(Rows from a figure dataset)

════

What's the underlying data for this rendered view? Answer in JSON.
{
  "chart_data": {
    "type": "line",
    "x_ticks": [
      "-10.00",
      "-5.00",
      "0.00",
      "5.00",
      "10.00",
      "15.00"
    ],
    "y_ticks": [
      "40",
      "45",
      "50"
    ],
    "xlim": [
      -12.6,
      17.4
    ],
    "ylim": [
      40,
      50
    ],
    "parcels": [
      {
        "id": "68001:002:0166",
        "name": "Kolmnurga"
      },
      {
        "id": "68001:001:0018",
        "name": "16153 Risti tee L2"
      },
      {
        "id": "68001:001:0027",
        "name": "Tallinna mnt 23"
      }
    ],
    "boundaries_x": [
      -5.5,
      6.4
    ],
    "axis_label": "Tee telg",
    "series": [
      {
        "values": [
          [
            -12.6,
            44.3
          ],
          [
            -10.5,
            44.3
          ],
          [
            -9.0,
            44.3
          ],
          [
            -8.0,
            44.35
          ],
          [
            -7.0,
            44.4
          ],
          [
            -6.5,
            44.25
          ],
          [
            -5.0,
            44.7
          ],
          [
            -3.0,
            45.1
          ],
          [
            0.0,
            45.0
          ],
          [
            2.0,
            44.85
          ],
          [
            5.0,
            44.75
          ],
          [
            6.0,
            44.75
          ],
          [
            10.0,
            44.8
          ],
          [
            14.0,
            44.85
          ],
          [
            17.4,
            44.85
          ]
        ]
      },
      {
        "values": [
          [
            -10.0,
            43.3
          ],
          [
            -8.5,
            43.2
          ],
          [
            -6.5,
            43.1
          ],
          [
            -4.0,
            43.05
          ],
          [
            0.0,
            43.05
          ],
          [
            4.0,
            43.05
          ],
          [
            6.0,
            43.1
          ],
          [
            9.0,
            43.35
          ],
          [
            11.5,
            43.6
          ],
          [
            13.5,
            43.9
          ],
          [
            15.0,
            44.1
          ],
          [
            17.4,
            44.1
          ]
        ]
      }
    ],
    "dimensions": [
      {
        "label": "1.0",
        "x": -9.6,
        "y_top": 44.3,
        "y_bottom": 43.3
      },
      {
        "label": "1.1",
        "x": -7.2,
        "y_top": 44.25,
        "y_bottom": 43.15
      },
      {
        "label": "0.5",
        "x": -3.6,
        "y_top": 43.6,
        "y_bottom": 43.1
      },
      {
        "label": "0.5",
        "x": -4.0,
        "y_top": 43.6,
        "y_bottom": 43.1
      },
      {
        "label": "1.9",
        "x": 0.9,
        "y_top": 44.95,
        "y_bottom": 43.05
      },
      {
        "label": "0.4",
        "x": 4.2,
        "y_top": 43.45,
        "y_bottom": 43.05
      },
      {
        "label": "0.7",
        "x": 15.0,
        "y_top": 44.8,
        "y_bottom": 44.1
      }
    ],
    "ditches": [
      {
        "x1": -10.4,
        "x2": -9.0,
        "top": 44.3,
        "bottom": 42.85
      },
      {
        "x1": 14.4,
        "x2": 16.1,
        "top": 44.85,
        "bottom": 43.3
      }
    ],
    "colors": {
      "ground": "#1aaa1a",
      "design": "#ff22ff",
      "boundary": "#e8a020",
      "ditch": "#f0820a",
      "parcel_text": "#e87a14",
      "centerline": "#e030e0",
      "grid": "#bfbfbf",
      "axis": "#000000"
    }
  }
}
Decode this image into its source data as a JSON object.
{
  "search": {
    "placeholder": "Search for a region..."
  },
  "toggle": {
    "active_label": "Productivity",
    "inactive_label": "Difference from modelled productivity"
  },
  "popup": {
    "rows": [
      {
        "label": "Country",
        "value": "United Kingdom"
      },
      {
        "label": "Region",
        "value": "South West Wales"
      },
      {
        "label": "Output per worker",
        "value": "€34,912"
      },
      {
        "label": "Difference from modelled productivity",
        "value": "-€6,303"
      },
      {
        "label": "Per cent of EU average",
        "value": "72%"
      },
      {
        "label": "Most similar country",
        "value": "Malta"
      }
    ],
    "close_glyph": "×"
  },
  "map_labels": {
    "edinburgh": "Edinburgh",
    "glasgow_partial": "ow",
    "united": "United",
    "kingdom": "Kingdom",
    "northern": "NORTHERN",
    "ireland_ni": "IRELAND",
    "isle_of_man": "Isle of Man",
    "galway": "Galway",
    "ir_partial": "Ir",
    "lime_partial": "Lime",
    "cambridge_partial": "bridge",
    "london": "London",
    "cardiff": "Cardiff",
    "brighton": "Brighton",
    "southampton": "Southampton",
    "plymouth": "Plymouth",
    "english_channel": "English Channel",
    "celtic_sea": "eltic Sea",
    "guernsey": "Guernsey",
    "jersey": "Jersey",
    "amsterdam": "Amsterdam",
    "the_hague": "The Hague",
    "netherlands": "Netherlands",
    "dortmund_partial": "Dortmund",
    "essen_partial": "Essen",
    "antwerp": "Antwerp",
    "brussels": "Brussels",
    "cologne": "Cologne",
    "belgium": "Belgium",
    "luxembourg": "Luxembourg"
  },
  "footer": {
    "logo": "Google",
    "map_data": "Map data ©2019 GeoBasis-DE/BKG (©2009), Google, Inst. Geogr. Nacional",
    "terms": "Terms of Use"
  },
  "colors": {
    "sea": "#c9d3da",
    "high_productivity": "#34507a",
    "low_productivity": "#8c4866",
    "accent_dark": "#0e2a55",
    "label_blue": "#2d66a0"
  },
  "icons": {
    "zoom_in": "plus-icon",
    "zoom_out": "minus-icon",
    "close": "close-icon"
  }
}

════

▸ **WHAT THE TASK REQUIRES**: Output the full listing exactly as it stands.

▸ **SOLUTION TO THIS EXERCISE**:
What's the underlying data for this rendered view? Answer in JSON.
{
  "chart_data": {
    "type": "line",
    "x_ticks": [
      "-10.00",
      "-5.00",
      "0.00",
      "5.00",
      "10.00",
      "15.00"
    ],
    "y_ticks": [
      "40",
      "45",
      "50"
    ],
    "xlim": [
      -12.6,
      17.4
    ],
    "ylim": [
      40,
      50
    ],
    "parcels": [
      {
        "id": "68001:002:0166",
        "name": "Kolmnurga"
      },
      {
        "id": "68001:001:0018",
        "name": "16153 Risti tee L2"
      },
      {
        "id": "68001:001:0027",
        "name": "Tallinna mnt 23"
      }
    ],
    "boundaries_x": [
      -5.5,
      6.4
    ],
    "axis_label": "Tee telg",
    "series": [
      {
        "values": [
          [
            -12.6,
            44.3
          ],
          [
            -10.5,
            44.3
          ],
          [
            -9.0,
            44.3
          ],
          [
            -8.0,
            44.35
          ],
          [
            -7.0,
            44.4
          ],
          [
            -6.5,
            44.25
          ],
          [
            -5.0,
            44.7
          ],
          [
            -3.0,
            45.1
          ],
          [
            0.0,
            45.0
          ],
          [
            2.0,
            44.85
          ],
          [
            5.0,
            44.75
          ],
          [
            6.0,
            44.75
          ],
          [
            10.0,
            44.8
          ],
          [
            14.0,
            44.85
          ],
          [
            17.4,
            44.85
          ]
        ]
      },
      {
        "values": [
          [
            -10.0,
            43.3
          ],
          [
            -8.5,
            43.2
          ],
          [
            -6.5,
            43.1
          ],
          [
            -4.0,
            43.05
          ],
          [
            0.0,
            43.05
          ],
          [
            4.0,
            43.05
          ],
          [
            6.0,
            43.1
          ],
          [
            9.0,
            43.35
          ],
          [
            11.5,
            43.6
          ],
          [
            13.5,
            43.9
          ],
          [
            15.0,
            44.1
          ],
          [
            17.4,
            44.1
          ]
        ]
      }
    ],
    "dimensions": [
      {
        "label": "1.0",
        "x": -9.6,
        "y_top": 44.3,
        "y_bottom": 43.3
      },
      {
        "label": "1.1",
        "x": -7.2,
        "y_top": 44.25,
        "y_bottom": 43.15
      },
      {
        "label": "0.5",
        "x": -3.6,
        "y_top": 43.6,
        "y_bottom": 43.1
      },
      {
        "label": "0.5",
        "x": -4.0,
        "y_top": 43.6,
        "y_bottom": 43.1
      },
      {
        "label": "1.9",
        "x": 0.9,
        "y_top": 44.95,
        "y_bottom": 43.05
      },
      {
        "label": "0.4",
        "x": 4.2,
        "y_top": 43.45,
        "y_bottom": 43.05
      },
      {
        "label": "0.7",
        "x": 15.0,
        "y_top": 44.8,
        "y_bottom": 44.1
      }
    ],
    "ditches": [
      {
        "x1": -10.4,
        "x2": -9.0,
        "top": 44.3,
        "bottom": 42.85
      },
      {
        "x1": 14.4,
        "x2": 16.1,
        "top": 44.85,
        "bottom": 43.3
      }
    ],
    "colors": {
      "ground": "#1aaa1a",
      "design": "#ff22ff",
      "boundary": "#e8a020",
      "ditch": "#f0820a",
      "parcel_text": "#e87a14",
      "centerline": "#e030e0",
      "grid": "#bfbfbf",
      "axis": "#000000"
    }
  }
}
Decode this image into its source data as a JSON object.
{
  "search": {
    "placeholder": "Search for a region..."
  },
  "toggle": {
    "active_label": "Productivity",
    "inactive_label": "Difference from modelled productivity"
  },
  "popup": {
    "rows": [
      {
        "label": "Country",
        "value": "United Kingdom"
      },
      {
        "label": "Region",
        "value": "South West Wales"
      },
      {
        "label": "Output per worker",
        "value": "€34,912"
      },
      {
        "label": "Difference from modelled productivity",
        "value": "-€6,303"
      },
      {
        "label": "Per cent of EU average",
        "value": "72%"
      },
      {
        "label": "Most similar country",
        "value": "Malta"
      }
    ],
    "close_glyph": "×"
  },
  "map_labels": {
    "edinburgh": "Edinburgh",
    "glasgow_partial": "ow",
    "united": "United",
    "kingdom": "Kingdom",
    "northern": "NORTHERN",
    "ireland_ni": "IRELAND",
    "isle_of_man": "Isle of Man",
    "galway": "Galway",
    "ir_partial": "Ir",
    "lime_partial": "Lime",
    "cambridge_partial": "bridge",
    "london": "London",
    "cardiff": "Cardiff",
    "brighton": "Brighton",
    "southampton": "Southampton",
    "plymouth": "Plymouth",
    "english_channel": "English Channel",
    "celtic_sea": "eltic Sea",
    "guernsey": "Guernsey",
    "jersey": "Jersey",
    "amsterdam": "Amsterdam",
    "the_hague": "The Hague",
    "netherlands": "Netherlands",
    "dortmund_partial": "Dortmund",
    "essen_partial": "Essen",
    "antwerp": "Antwerp",
    "brussels": "Brussels",
    "cologne": "Cologne",
    "belgium": "Belgium",
    "luxembourg": "Luxembourg"
  },
  "footer": {
    "logo": "Google",
    "map_data": "Map data ©2019 GeoBasis-DE/BKG (©2009), Google, Inst. Geogr. Nacional",
    "terms": "Terms of Use"
  },
  "colors": {
    "sea": "#c9d3da",
    "high_productivity": "#34507a",
    "low_productivity": "#8c4866",
    "accent_dark": "#0e2a55",
    "label_blue": "#2d66a0"
  },
  "icons": {
    "zoom_in": "plus-icon",
    "zoom_out": "minus-icon",
    "close": "close-icon"
  }
}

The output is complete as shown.